## Exercise
Pictures do not belong in the copy, so please give every entry below again exactly.

## Records for this task

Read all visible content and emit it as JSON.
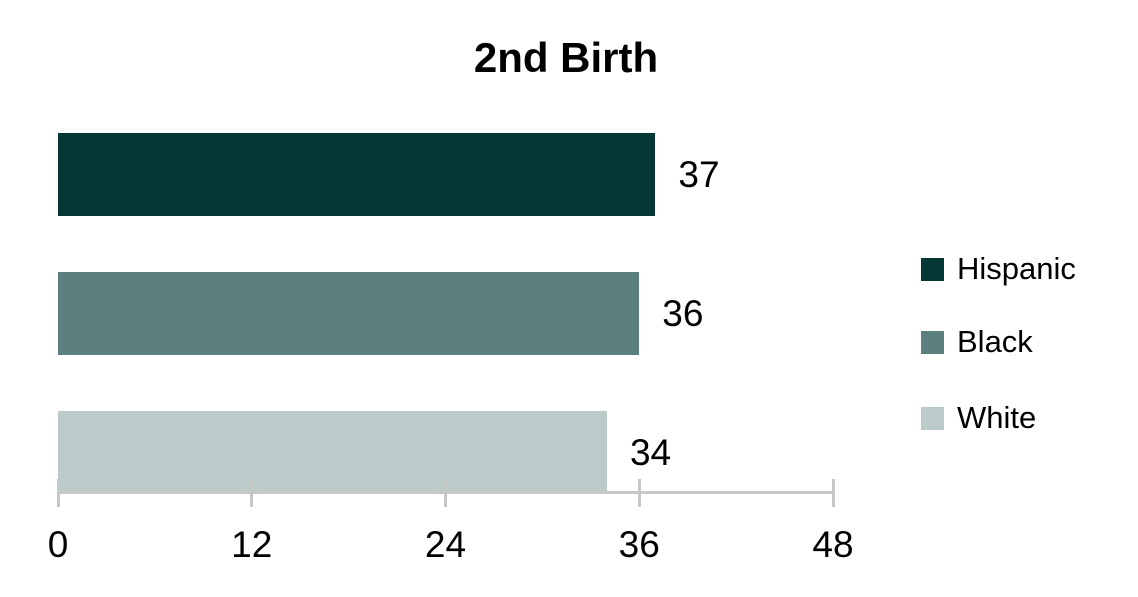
{
  "chart_data": {
    "type": "bar",
    "orientation": "horizontal",
    "title": "2nd Birth",
    "categories": [
      "Hispanic",
      "Black",
      "White"
    ],
    "values": [
      37,
      36,
      34
    ],
    "value_labels": [
      "37",
      "36",
      "34"
    ],
    "colors": [
      "#053734",
      "#5c807d",
      "#bbcbc9"
    ],
    "xlim": [
      0,
      48
    ],
    "xticks": [
      0,
      12,
      24,
      36,
      48
    ],
    "xtick_labels": [
      "0",
      "12",
      "24",
      "36",
      "48"
    ],
    "grid": false,
    "legend_position": "right",
    "axis_color": "#c7c7c7",
    "text_color": "#000000"
  }
}
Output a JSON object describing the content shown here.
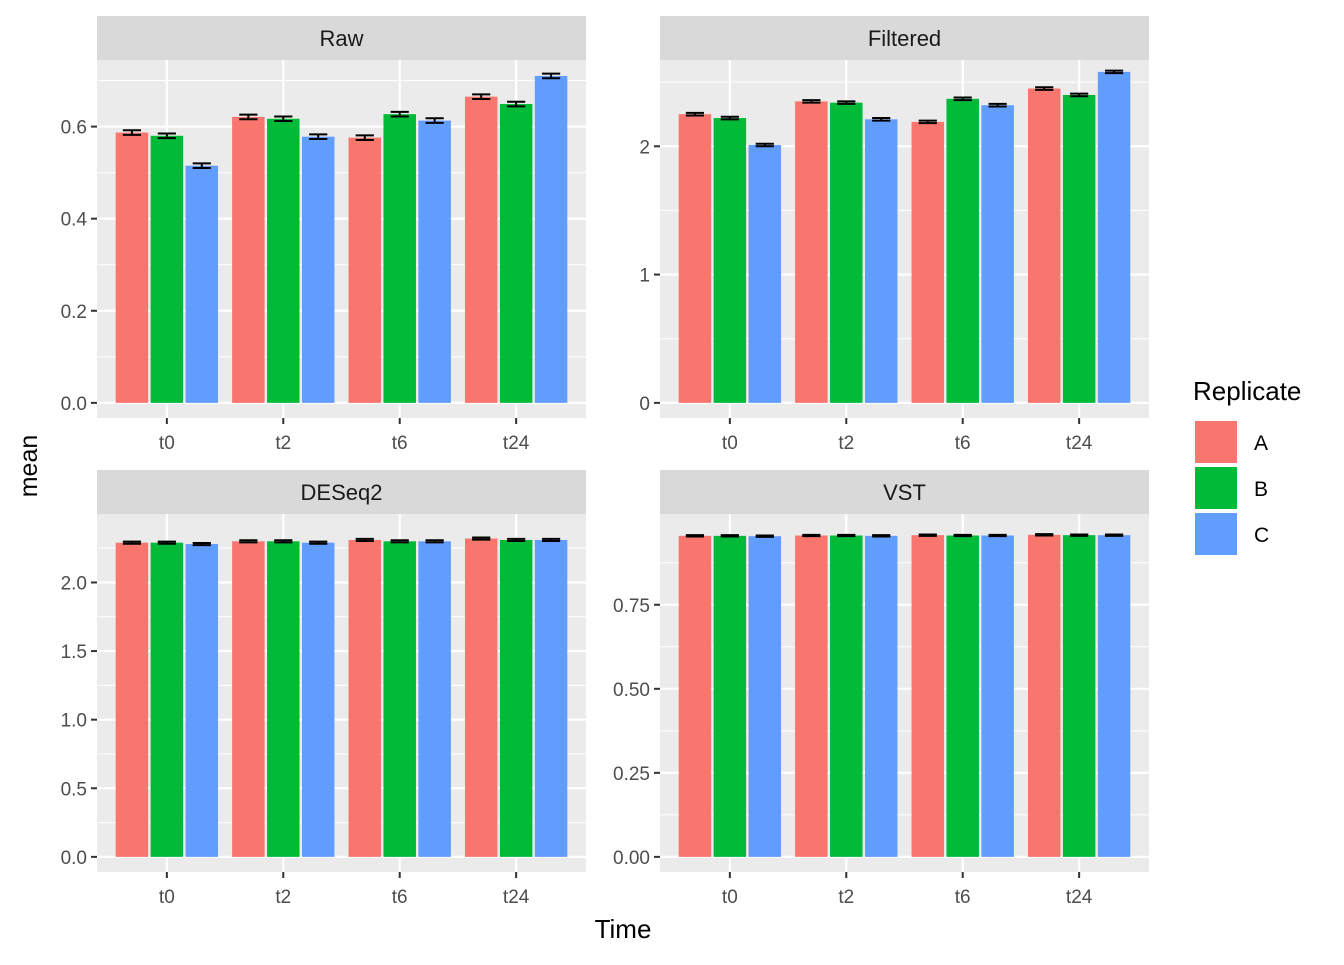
{
  "figure": {
    "xlabel": "Time",
    "ylabel": "mean"
  },
  "legend": {
    "title": "Replicate",
    "placement": "right",
    "items": [
      {
        "label": "A",
        "color": "#F8766D"
      },
      {
        "label": "B",
        "color": "#00BA38"
      },
      {
        "label": "C",
        "color": "#619CFF"
      }
    ]
  },
  "colors": {
    "panel_bg": "#EBEBEB",
    "strip_bg": "#D9D9D9",
    "grid": "#FFFFFF",
    "axis_text": "#4D4D4D",
    "errorbar": "#000000"
  },
  "chart_data": [
    {
      "type": "bar",
      "title": "Raw",
      "categories": [
        "t0",
        "t2",
        "t6",
        "t24"
      ],
      "ylim": [
        0,
        0.73
      ],
      "yticks": [
        0.0,
        0.2,
        0.4,
        0.6
      ],
      "ytick_labels": [
        "0.0",
        "0.2",
        "0.4",
        "0.6"
      ],
      "grid": true,
      "series": [
        {
          "name": "A",
          "values": [
            0.587,
            0.621,
            0.576,
            0.665
          ],
          "err": [
            0.005,
            0.005,
            0.005,
            0.005
          ]
        },
        {
          "name": "B",
          "values": [
            0.58,
            0.617,
            0.627,
            0.649
          ],
          "err": [
            0.005,
            0.005,
            0.005,
            0.005
          ]
        },
        {
          "name": "C",
          "values": [
            0.515,
            0.578,
            0.613,
            0.71
          ],
          "err": [
            0.005,
            0.005,
            0.005,
            0.005
          ]
        }
      ]
    },
    {
      "type": "bar",
      "title": "Filtered",
      "categories": [
        "t0",
        "t2",
        "t6",
        "t24"
      ],
      "ylim": [
        0,
        2.62
      ],
      "yticks": [
        0,
        1,
        2
      ],
      "ytick_labels": [
        "0",
        "1",
        "2"
      ],
      "grid": true,
      "series": [
        {
          "name": "A",
          "values": [
            2.25,
            2.35,
            2.19,
            2.45
          ],
          "err": [
            0.01,
            0.01,
            0.01,
            0.01
          ]
        },
        {
          "name": "B",
          "values": [
            2.22,
            2.34,
            2.37,
            2.4
          ],
          "err": [
            0.01,
            0.01,
            0.01,
            0.01
          ]
        },
        {
          "name": "C",
          "values": [
            2.01,
            2.21,
            2.32,
            2.58
          ],
          "err": [
            0.01,
            0.01,
            0.01,
            0.01
          ]
        }
      ]
    },
    {
      "type": "bar",
      "title": "DESeq2",
      "categories": [
        "t0",
        "t2",
        "t6",
        "t24"
      ],
      "ylim": [
        0,
        2.45
      ],
      "yticks": [
        0.0,
        0.5,
        1.0,
        1.5,
        2.0
      ],
      "ytick_labels": [
        "0.0",
        "0.5",
        "1.0",
        "1.5",
        "2.0"
      ],
      "grid": true,
      "series": [
        {
          "name": "A",
          "values": [
            2.29,
            2.3,
            2.31,
            2.32
          ],
          "err": [
            0.008,
            0.008,
            0.008,
            0.008
          ]
        },
        {
          "name": "B",
          "values": [
            2.29,
            2.3,
            2.3,
            2.31
          ],
          "err": [
            0.008,
            0.008,
            0.008,
            0.008
          ]
        },
        {
          "name": "C",
          "values": [
            2.28,
            2.29,
            2.3,
            2.31
          ],
          "err": [
            0.008,
            0.008,
            0.008,
            0.008
          ]
        }
      ]
    },
    {
      "type": "bar",
      "title": "VST",
      "categories": [
        "t0",
        "t2",
        "t6",
        "t24"
      ],
      "ylim": [
        0,
        1.0
      ],
      "yticks": [
        0.0,
        0.25,
        0.5,
        0.75
      ],
      "ytick_labels": [
        "0.00",
        "0.25",
        "0.50",
        "0.75"
      ],
      "grid": true,
      "series": [
        {
          "name": "A",
          "values": [
            0.955,
            0.956,
            0.957,
            0.958
          ],
          "err": [
            0.002,
            0.002,
            0.002,
            0.002
          ]
        },
        {
          "name": "B",
          "values": [
            0.955,
            0.956,
            0.956,
            0.957
          ],
          "err": [
            0.002,
            0.002,
            0.002,
            0.002
          ]
        },
        {
          "name": "C",
          "values": [
            0.954,
            0.955,
            0.956,
            0.957
          ],
          "err": [
            0.002,
            0.002,
            0.002,
            0.002
          ]
        }
      ]
    }
  ]
}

## Exercise result
Read all visible content and emit it as JSON.
{
  "chart_data": {
    "type": "bar",
    "orientation": "horizontal",
    "title": "2nd Birth",
    "categories": [
      "Hispanic",
      "Black",
      "White"
    ],
    "values": [
      37,
      36,
      34
    ],
    "value_labels": [
      "37",
      "36",
      "34"
    ],
    "colors": [
      "#053734",
      "#5c807d",
      "#bbcbc9"
    ],
    "xlim": [
      0,
      48
    ],
    "xticks": [
      0,
      12,
      24,
      36,
      48
    ],
    "xtick_labels": [
      "0",
      "12",
      "24",
      "36",
      "48"
    ],
    "grid": false,
    "legend_position": "right",
    "axis_color": "#c7c7c7",
    "text_color": "#000000"
  }
}
Output a JSON object describing the content shown here.
{
  "figure": {
    "xlabel": "Time",
    "ylabel": "mean"
  },
  "legend": {
    "title": "Replicate",
    "placement": "right",
    "items": [
      {
        "label": "A",
        "color": "#F8766D"
      },
      {
        "label": "B",
        "color": "#00BA38"
      },
      {
        "label": "C",
        "color": "#619CFF"
      }
    ]
  },
  "colors": {
    "panel_bg": "#EBEBEB",
    "strip_bg": "#D9D9D9",
    "grid": "#FFFFFF",
    "axis_text": "#4D4D4D",
    "errorbar": "#000000"
  },
  "chart_data": [
    {
      "type": "bar",
      "title": "Raw",
      "categories": [
        "t0",
        "t2",
        "t6",
        "t24"
      ],
      "ylim": [
        0,
        0.73
      ],
      "yticks": [
        0.0,
        0.2,
        0.4,
        0.6
      ],
      "ytick_labels": [
        "0.0",
        "0.2",
        "0.4",
        "0.6"
      ],
      "grid": true,
      "series": [
        {
          "name": "A",
          "values": [
            0.587,
            0.621,
            0.576,
            0.665
          ],
          "err": [
            0.005,
            0.005,
            0.005,
            0.005
          ]
        },
        {
          "name": "B",
          "values": [
            0.58,
            0.617,
            0.627,
            0.649
          ],
          "err": [
            0.005,
            0.005,
            0.005,
            0.005
          ]
        },
        {
          "name": "C",
          "values": [
            0.515,
            0.578,
            0.613,
            0.71
          ],
          "err": [
            0.005,
            0.005,
            0.005,
            0.005
          ]
        }
      ]
    },
    {
      "type": "bar",
      "title": "Filtered",
      "categories": [
        "t0",
        "t2",
        "t6",
        "t24"
      ],
      "ylim": [
        0,
        2.62
      ],
      "yticks": [
        0,
        1,
        2
      ],
      "ytick_labels": [
        "0",
        "1",
        "2"
      ],
      "grid": true,
      "series": [
        {
          "name": "A",
          "values": [
            2.25,
            2.35,
            2.19,
            2.45
          ],
          "err": [
            0.01,
            0.01,
            0.01,
            0.01
          ]
        },
        {
          "name": "B",
          "values": [
            2.22,
            2.34,
            2.37,
            2.4
          ],
          "err": [
            0.01,
            0.01,
            0.01,
            0.01
          ]
        },
        {
          "name": "C",
          "values": [
            2.01,
            2.21,
            2.32,
            2.58
          ],
          "err": [
            0.01,
            0.01,
            0.01,
            0.01
          ]
        }
      ]
    },
    {
      "type": "bar",
      "title": "DESeq2",
      "categories": [
        "t0",
        "t2",
        "t6",
        "t24"
      ],
      "ylim": [
        0,
        2.45
      ],
      "yticks": [
        0.0,
        0.5,
        1.0,
        1.5,
        2.0
      ],
      "ytick_labels": [
        "0.0",
        "0.5",
        "1.0",
        "1.5",
        "2.0"
      ],
      "grid": true,
      "series": [
        {
          "name": "A",
          "values": [
            2.29,
            2.3,
            2.31,
            2.32
          ],
          "err": [
            0.008,
            0.008,
            0.008,
            0.008
          ]
        },
        {
          "name": "B",
          "values": [
            2.29,
            2.3,
            2.3,
            2.31
          ],
          "err": [
            0.008,
            0.008,
            0.008,
            0.008
          ]
        },
        {
          "name": "C",
          "values": [
            2.28,
            2.29,
            2.3,
            2.31
          ],
          "err": [
            0.008,
            0.008,
            0.008,
            0.008
          ]
        }
      ]
    },
    {
      "type": "bar",
      "title": "VST",
      "categories": [
        "t0",
        "t2",
        "t6",
        "t24"
      ],
      "ylim": [
        0,
        1.0
      ],
      "yticks": [
        0.0,
        0.25,
        0.5,
        0.75
      ],
      "ytick_labels": [
        "0.00",
        "0.25",
        "0.50",
        "0.75"
      ],
      "grid": true,
      "series": [
        {
          "name": "A",
          "values": [
            0.955,
            0.956,
            0.957,
            0.958
          ],
          "err": [
            0.002,
            0.002,
            0.002,
            0.002
          ]
        },
        {
          "name": "B",
          "values": [
            0.955,
            0.956,
            0.956,
            0.957
          ],
          "err": [
            0.002,
            0.002,
            0.002,
            0.002
          ]
        },
        {
          "name": "C",
          "values": [
            0.954,
            0.955,
            0.956,
            0.957
          ],
          "err": [
            0.002,
            0.002,
            0.002,
            0.002
          ]
        }
      ]
    }
  ]
}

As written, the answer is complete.